◆ Input records ◆
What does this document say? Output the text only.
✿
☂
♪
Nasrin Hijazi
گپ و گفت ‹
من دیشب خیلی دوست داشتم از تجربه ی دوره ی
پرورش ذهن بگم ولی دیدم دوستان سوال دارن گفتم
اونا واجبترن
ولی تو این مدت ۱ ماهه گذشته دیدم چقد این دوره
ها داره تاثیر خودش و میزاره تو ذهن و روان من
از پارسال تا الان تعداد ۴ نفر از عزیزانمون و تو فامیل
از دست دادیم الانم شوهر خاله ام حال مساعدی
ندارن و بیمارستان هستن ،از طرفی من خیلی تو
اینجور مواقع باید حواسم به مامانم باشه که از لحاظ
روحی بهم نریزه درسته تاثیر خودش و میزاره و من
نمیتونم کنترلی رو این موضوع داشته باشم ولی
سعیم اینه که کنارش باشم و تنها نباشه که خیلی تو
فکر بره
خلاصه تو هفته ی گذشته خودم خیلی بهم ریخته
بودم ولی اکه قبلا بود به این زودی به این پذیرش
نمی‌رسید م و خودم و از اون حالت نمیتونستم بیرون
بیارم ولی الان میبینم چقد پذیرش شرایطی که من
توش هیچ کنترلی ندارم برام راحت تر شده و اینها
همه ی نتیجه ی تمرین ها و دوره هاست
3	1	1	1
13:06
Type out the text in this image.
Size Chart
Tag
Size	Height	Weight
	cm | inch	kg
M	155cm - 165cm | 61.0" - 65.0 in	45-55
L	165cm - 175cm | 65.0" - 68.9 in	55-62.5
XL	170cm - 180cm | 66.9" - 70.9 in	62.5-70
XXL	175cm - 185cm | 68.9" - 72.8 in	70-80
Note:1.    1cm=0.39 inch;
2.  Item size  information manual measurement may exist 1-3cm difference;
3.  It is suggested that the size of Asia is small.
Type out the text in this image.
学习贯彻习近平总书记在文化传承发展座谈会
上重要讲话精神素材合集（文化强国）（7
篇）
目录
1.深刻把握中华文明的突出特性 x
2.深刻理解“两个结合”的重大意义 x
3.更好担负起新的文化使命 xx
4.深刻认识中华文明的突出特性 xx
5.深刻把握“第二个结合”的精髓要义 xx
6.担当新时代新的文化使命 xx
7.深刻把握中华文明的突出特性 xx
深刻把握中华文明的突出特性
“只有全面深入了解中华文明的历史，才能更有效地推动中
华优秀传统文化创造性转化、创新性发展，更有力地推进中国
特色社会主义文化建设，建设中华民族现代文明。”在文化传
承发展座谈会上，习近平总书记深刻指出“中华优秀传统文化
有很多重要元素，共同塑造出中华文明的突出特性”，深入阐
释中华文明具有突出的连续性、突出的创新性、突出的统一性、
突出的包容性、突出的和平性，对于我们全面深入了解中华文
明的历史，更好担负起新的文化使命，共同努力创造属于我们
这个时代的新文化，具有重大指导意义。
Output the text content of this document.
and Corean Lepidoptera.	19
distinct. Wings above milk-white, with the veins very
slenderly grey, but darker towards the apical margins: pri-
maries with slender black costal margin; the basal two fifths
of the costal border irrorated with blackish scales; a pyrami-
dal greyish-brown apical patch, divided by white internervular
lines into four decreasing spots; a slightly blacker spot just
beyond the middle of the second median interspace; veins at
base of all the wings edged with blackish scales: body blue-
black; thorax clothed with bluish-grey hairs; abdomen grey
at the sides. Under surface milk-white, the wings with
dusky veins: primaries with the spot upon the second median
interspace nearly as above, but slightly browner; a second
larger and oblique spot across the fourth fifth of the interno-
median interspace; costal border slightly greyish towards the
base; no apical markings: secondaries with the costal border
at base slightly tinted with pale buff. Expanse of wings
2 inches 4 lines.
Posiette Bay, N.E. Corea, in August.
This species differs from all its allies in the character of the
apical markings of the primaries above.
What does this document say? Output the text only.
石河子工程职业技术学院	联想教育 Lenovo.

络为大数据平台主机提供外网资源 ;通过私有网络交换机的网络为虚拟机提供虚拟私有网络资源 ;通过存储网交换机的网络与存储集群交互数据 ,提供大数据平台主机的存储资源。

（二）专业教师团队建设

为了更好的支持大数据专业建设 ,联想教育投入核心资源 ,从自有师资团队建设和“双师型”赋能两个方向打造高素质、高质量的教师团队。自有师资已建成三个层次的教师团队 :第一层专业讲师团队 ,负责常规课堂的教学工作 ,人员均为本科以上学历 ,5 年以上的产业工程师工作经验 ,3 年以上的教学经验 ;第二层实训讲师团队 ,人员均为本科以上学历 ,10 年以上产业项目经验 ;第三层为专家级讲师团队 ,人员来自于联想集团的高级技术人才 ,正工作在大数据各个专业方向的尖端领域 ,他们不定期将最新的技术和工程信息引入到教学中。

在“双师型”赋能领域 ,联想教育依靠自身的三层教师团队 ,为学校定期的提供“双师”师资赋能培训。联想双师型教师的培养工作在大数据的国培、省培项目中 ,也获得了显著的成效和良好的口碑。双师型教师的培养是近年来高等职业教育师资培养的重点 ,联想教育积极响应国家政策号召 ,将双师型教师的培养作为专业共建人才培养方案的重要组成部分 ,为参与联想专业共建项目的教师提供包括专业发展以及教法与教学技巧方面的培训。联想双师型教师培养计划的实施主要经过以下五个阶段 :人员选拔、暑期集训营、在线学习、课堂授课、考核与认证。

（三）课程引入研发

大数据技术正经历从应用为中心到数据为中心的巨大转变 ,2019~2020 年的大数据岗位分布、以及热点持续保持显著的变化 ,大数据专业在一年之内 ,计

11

◆ What you will do ◆
Working from the entries above, return all lines that contain "深刻把握中华文明的突出特性".

◆ Response to this task ◆
1.深刻把握中华文明的突出特性 x
7.深刻把握中华文明的突出特性 xx
深刻把握中华文明的突出特性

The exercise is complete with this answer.